Exercise
Scan the records below for the word "сильная" and give only the number of lines that hold it.

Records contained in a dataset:
[Start]
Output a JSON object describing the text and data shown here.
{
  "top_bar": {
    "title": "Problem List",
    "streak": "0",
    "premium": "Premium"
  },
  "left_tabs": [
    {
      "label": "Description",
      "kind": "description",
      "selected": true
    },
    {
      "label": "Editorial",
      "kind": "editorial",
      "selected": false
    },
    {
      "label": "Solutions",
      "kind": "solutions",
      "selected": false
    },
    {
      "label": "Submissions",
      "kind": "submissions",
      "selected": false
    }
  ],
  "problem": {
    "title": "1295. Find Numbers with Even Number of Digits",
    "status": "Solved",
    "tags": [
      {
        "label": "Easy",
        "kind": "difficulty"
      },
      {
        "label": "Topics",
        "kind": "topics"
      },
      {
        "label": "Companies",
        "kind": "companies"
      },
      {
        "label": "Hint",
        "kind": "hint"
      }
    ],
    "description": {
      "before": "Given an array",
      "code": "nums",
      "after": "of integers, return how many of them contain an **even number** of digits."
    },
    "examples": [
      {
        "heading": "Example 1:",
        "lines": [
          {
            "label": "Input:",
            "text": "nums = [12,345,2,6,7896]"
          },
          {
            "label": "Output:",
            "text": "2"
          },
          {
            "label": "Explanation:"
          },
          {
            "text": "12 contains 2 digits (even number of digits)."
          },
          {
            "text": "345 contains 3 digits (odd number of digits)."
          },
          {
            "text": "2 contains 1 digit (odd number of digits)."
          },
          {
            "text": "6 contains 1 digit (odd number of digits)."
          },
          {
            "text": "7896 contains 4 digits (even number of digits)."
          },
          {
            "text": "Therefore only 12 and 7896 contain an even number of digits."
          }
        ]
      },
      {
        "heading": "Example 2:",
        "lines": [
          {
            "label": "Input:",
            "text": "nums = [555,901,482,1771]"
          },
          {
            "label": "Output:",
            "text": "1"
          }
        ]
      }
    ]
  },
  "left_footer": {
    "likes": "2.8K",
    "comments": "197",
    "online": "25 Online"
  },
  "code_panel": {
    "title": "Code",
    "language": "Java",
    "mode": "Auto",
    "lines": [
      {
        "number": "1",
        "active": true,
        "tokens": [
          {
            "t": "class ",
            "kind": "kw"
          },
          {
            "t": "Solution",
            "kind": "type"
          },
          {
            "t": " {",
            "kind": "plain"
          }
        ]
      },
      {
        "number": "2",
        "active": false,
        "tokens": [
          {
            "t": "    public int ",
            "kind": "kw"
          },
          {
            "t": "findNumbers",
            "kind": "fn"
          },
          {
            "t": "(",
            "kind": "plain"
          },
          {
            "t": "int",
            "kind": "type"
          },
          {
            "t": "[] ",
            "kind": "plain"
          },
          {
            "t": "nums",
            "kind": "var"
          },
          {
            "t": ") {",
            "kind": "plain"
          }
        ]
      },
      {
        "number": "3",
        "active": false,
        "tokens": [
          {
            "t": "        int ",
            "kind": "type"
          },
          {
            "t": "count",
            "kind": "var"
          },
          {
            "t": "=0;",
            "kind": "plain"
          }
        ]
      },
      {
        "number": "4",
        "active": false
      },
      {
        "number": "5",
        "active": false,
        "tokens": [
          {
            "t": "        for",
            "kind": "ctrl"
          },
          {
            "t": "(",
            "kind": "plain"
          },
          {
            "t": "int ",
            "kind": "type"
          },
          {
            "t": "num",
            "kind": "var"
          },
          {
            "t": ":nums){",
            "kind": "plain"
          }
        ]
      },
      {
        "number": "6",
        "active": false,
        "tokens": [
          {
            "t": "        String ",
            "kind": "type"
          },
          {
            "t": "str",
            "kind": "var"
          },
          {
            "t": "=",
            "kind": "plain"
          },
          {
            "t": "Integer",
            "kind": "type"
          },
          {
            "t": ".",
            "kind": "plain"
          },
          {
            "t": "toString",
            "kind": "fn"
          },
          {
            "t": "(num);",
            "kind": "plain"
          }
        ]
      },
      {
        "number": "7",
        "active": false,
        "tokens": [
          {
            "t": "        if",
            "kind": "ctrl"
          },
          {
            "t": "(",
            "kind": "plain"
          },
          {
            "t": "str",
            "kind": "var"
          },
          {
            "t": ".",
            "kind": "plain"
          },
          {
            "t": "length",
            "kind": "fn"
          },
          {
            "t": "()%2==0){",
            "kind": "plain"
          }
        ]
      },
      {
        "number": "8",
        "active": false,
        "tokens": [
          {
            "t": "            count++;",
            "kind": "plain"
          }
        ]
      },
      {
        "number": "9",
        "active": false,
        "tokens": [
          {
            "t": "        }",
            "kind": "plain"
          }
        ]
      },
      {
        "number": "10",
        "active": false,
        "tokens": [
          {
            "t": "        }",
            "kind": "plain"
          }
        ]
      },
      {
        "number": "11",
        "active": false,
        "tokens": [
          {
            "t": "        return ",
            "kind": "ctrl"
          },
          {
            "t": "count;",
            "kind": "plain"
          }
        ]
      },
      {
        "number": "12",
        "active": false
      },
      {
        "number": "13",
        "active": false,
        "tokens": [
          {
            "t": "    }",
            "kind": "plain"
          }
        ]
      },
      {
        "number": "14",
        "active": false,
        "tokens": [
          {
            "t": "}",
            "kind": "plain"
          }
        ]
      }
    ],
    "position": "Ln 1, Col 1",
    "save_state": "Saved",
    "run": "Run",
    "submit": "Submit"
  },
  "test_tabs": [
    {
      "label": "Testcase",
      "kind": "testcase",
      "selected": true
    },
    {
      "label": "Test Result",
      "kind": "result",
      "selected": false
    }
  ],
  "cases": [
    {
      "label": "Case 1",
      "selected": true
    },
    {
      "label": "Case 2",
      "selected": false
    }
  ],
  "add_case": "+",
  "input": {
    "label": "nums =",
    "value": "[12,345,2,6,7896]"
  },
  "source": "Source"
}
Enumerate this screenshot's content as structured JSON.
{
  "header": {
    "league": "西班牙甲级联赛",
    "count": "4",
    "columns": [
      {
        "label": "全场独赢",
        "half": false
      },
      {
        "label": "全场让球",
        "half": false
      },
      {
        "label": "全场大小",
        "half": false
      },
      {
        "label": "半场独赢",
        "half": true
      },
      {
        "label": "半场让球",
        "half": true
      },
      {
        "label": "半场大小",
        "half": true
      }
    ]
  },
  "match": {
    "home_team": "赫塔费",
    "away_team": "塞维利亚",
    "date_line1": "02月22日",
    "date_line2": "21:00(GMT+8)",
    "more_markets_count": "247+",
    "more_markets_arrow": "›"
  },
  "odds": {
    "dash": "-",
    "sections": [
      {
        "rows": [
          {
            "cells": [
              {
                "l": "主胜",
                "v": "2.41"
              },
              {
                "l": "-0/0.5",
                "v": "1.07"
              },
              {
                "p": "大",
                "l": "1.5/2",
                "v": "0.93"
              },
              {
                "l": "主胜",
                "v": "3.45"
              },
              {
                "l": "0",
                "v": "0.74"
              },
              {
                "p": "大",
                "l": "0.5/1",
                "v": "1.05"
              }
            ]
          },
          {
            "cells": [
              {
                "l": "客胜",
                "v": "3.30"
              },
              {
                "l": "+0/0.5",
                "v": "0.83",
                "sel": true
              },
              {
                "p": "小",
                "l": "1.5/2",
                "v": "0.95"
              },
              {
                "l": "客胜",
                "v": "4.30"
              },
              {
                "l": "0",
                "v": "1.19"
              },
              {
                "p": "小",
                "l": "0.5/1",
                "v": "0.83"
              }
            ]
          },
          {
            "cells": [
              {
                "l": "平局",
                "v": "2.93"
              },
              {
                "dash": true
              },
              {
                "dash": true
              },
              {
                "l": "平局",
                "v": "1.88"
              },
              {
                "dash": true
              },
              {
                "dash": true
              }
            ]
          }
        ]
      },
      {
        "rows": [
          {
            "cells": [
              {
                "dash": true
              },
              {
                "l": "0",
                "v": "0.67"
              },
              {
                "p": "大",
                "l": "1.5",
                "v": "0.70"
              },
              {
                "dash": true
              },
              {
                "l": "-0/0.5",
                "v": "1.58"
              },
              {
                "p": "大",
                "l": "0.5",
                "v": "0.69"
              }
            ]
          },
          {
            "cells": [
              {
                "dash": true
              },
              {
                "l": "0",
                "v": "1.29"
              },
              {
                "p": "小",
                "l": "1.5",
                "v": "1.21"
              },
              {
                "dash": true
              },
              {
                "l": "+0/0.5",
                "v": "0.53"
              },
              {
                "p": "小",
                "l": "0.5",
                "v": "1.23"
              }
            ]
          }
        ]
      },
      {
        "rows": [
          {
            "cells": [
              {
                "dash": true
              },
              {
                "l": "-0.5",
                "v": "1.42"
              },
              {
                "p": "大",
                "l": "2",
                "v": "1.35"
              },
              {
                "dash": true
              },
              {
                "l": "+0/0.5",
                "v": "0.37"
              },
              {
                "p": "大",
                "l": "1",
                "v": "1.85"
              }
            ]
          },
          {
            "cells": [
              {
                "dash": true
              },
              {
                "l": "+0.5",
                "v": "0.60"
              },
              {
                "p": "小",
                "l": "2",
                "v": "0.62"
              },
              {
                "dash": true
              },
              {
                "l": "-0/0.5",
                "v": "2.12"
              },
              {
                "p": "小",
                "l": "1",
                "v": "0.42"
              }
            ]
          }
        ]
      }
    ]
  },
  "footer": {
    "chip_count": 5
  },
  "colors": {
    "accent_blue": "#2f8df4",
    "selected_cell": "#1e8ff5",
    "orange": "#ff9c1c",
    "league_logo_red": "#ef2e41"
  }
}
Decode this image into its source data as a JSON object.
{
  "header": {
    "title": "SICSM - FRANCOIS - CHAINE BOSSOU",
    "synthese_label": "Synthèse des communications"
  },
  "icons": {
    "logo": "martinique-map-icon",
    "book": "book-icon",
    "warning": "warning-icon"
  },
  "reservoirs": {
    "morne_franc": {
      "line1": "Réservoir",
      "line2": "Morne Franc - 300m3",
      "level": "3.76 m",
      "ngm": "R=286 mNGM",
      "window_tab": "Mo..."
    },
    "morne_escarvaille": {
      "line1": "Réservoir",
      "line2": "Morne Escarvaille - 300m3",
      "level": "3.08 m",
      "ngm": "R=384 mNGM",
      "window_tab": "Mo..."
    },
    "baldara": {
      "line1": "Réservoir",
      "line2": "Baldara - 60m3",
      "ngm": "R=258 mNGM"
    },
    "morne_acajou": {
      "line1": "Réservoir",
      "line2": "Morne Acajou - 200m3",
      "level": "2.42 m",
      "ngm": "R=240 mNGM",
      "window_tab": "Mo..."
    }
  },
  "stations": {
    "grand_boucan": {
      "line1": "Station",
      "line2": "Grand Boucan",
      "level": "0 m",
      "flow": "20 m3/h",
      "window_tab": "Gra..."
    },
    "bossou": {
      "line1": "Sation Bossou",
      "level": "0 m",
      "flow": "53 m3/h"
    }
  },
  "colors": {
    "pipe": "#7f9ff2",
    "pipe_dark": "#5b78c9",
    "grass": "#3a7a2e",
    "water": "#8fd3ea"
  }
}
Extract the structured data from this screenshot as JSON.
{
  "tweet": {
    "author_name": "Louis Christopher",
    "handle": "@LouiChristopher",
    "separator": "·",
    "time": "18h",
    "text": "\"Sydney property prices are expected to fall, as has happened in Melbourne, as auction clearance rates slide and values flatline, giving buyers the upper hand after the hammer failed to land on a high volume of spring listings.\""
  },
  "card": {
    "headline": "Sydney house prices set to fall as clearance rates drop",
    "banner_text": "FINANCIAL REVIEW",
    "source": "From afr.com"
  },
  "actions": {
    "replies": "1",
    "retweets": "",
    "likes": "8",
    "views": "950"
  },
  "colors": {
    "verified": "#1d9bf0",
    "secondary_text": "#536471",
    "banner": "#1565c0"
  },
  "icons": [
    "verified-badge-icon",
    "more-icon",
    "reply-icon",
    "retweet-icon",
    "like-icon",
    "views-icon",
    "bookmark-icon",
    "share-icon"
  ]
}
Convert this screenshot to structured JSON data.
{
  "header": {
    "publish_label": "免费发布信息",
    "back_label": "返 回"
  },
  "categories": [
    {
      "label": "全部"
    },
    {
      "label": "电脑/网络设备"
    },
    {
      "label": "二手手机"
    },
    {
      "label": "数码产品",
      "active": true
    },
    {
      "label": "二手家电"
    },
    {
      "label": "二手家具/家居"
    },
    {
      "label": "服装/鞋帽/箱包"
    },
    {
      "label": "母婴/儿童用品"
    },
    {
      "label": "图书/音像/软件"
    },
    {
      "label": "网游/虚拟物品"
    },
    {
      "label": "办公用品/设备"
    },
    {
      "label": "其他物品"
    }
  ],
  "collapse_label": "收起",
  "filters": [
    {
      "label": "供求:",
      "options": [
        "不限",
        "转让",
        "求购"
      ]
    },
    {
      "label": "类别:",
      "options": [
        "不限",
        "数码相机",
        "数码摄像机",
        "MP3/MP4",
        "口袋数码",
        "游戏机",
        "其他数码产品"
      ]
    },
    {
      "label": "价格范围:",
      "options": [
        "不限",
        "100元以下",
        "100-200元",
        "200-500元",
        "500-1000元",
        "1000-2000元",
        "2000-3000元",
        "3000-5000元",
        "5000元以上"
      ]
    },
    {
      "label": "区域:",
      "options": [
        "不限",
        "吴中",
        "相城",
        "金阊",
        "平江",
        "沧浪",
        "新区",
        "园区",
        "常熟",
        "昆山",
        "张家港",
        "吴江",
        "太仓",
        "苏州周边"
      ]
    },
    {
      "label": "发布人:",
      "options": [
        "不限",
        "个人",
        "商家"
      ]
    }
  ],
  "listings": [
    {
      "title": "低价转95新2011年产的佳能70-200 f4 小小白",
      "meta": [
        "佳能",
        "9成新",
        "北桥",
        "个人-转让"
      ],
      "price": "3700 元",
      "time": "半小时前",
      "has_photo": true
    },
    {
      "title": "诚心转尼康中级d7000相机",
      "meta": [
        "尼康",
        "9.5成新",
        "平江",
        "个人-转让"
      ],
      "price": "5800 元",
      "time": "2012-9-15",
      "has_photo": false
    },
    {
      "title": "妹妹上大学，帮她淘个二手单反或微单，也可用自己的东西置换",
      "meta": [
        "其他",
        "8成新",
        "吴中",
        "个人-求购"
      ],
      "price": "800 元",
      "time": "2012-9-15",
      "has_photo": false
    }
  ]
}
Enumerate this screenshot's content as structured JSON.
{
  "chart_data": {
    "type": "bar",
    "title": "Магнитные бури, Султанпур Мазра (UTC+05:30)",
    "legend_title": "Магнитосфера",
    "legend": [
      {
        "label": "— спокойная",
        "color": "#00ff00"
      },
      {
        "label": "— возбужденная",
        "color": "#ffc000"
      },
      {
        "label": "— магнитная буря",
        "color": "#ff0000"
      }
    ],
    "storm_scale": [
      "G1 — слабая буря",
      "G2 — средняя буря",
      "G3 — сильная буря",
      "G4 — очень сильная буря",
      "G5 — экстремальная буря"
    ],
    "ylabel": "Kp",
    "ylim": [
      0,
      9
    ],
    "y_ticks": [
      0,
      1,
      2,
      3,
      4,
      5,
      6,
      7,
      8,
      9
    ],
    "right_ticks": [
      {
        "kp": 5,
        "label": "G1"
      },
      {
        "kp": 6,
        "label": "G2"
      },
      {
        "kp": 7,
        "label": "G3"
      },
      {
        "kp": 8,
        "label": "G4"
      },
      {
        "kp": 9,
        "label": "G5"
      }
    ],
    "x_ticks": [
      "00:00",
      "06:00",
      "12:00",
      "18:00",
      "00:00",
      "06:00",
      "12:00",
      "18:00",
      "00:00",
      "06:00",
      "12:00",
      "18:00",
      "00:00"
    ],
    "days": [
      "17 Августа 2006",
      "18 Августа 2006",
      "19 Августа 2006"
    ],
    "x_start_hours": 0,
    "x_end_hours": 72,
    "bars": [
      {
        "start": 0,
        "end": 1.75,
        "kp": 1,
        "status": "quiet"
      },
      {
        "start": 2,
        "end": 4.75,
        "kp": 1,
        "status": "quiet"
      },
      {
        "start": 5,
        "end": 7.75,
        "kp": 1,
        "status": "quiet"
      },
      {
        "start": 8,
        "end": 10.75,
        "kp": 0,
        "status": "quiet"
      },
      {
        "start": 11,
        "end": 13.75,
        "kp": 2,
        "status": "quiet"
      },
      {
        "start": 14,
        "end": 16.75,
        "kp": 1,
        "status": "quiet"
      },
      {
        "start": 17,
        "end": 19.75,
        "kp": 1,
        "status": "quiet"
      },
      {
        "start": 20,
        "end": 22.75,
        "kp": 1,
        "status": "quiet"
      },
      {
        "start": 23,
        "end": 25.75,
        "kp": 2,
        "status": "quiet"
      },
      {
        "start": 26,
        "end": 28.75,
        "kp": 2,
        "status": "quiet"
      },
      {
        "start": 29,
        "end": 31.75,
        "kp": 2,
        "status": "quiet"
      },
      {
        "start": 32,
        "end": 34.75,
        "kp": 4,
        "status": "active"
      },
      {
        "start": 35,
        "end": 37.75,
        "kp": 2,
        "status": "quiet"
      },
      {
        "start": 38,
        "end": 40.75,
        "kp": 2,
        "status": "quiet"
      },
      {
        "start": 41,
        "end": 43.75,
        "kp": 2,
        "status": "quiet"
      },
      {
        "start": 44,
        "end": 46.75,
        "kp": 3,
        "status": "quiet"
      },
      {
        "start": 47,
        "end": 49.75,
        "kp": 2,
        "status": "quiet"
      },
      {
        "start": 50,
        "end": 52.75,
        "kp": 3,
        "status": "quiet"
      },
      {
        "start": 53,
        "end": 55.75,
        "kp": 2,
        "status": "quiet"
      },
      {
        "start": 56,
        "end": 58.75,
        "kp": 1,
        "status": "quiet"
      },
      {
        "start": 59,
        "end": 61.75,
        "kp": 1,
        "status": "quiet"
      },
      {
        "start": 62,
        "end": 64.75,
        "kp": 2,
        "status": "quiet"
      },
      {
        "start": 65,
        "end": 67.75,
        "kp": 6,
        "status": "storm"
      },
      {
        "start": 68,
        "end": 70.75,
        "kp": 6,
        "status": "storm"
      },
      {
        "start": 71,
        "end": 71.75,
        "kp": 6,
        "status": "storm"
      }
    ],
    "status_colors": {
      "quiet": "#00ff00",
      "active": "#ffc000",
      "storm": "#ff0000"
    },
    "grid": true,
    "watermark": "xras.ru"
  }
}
[End]
Written solution
2